* Written problem
Look for the word "name" in the entries below, then copy every line that has it.

* Dataset extract

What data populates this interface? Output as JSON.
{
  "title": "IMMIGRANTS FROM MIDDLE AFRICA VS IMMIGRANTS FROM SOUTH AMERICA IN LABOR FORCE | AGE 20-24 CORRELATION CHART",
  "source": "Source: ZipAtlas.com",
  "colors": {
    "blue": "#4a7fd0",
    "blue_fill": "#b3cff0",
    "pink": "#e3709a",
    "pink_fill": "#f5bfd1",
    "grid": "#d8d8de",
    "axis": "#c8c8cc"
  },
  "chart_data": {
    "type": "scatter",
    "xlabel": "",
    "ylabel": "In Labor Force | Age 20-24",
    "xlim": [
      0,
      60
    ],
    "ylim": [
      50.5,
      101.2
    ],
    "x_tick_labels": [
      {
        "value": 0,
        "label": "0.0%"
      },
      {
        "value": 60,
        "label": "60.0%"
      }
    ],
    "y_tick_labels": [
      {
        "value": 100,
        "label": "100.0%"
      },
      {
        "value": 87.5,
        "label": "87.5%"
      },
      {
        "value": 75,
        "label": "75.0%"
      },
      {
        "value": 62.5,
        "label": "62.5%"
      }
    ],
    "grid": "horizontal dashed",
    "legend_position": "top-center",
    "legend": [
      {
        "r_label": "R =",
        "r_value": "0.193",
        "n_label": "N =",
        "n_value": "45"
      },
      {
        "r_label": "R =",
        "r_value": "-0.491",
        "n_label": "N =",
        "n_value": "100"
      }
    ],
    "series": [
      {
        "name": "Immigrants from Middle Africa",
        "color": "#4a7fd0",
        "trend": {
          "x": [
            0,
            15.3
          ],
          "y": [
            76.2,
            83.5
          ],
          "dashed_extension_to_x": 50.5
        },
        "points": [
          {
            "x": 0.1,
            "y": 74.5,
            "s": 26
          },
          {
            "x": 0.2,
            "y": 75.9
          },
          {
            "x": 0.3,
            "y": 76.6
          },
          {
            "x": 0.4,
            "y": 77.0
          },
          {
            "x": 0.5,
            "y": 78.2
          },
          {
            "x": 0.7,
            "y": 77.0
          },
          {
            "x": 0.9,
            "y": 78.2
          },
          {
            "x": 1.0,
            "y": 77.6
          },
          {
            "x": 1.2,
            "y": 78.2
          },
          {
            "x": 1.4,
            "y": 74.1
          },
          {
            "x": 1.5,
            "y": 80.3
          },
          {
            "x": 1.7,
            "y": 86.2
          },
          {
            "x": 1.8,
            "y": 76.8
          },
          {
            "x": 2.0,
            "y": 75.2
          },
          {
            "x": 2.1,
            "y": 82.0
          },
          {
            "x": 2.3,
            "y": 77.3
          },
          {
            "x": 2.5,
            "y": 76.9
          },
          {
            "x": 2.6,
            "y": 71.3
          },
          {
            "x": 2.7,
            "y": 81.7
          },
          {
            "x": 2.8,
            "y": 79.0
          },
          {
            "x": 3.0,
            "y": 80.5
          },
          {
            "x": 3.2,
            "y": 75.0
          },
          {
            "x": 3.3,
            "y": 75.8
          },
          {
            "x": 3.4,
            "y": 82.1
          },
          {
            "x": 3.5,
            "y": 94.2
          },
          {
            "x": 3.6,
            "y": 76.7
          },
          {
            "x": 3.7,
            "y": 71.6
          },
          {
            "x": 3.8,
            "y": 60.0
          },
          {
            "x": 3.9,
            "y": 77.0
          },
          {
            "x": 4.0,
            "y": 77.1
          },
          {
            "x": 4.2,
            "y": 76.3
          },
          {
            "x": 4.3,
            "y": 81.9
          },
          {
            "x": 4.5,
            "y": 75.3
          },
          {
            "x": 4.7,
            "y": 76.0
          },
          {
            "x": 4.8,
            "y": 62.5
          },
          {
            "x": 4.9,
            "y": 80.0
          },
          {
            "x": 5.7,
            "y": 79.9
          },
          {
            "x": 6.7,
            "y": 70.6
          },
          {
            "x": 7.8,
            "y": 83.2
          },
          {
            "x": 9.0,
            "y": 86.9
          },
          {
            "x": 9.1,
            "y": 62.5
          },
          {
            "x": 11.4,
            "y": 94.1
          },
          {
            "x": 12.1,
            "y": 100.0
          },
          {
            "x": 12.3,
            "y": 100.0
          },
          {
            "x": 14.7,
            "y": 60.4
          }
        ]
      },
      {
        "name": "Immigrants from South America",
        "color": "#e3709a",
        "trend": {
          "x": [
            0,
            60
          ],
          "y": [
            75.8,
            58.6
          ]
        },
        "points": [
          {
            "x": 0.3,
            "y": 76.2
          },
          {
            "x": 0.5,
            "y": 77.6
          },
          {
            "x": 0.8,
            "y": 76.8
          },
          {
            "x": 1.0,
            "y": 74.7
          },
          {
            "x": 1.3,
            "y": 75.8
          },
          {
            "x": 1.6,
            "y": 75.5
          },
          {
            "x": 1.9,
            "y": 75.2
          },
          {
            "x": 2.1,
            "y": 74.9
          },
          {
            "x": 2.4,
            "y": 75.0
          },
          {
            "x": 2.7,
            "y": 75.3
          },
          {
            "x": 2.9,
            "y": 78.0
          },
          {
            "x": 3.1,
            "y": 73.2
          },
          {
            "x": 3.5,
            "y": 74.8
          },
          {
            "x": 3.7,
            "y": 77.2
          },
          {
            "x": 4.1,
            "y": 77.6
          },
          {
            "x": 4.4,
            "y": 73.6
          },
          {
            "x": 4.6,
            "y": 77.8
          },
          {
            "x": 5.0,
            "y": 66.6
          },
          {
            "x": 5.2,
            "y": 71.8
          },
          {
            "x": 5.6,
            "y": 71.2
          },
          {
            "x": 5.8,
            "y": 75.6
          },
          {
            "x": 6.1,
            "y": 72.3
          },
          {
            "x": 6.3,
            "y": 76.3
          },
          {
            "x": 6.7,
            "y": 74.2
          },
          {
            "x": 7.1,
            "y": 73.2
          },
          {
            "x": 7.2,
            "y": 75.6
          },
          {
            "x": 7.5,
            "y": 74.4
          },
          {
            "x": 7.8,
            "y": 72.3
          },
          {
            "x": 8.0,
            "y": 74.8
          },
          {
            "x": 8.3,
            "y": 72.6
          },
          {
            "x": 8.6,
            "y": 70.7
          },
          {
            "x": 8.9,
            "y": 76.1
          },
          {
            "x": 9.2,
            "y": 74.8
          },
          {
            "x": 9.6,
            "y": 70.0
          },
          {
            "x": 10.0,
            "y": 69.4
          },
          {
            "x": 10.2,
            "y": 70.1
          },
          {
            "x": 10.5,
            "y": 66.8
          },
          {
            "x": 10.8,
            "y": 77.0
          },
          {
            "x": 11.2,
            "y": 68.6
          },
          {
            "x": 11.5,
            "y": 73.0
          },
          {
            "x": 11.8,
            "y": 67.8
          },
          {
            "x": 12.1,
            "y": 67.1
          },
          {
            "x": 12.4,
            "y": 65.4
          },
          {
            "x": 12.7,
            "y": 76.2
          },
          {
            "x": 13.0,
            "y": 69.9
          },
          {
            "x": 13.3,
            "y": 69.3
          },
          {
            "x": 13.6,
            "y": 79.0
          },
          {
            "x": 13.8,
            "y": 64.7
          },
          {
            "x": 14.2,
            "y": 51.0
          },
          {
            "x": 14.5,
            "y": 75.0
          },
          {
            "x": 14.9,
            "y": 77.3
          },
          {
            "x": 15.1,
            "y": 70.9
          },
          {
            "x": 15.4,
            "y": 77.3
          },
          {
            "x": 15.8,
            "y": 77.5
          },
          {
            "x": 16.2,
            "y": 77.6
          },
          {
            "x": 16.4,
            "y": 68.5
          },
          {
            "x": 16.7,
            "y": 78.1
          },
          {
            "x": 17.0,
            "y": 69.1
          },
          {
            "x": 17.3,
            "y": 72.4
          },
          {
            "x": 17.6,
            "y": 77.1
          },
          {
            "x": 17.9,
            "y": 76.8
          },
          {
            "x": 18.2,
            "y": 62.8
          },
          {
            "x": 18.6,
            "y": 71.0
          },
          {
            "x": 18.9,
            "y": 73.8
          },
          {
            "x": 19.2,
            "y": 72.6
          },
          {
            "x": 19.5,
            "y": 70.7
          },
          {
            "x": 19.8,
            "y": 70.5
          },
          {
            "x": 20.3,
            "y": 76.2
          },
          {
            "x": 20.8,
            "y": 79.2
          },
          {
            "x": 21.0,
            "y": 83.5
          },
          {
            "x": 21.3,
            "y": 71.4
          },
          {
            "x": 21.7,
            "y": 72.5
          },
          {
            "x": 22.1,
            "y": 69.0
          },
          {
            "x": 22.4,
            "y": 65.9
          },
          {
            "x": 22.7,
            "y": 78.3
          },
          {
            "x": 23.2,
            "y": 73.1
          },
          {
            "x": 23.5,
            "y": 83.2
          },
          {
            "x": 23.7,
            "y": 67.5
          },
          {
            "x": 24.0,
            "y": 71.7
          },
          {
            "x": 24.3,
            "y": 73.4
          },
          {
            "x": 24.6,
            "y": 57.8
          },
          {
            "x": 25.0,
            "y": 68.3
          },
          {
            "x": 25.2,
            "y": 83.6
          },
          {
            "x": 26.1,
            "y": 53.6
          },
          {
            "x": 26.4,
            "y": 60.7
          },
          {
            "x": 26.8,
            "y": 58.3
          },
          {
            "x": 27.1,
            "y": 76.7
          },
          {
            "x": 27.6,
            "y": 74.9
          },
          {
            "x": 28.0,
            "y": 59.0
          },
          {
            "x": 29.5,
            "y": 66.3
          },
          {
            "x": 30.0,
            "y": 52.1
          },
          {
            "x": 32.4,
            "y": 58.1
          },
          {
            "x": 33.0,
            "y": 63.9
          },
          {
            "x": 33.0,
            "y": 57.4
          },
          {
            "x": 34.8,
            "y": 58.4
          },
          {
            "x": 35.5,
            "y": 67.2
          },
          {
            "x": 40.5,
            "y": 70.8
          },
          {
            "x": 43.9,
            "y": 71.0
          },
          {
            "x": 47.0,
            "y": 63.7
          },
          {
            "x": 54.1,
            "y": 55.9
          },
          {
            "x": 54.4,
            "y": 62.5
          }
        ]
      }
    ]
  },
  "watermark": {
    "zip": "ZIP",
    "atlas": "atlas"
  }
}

* Answer to the exercise
        "name": "Immigrants from Middle Africa",
        "name": "Immigrants from South America",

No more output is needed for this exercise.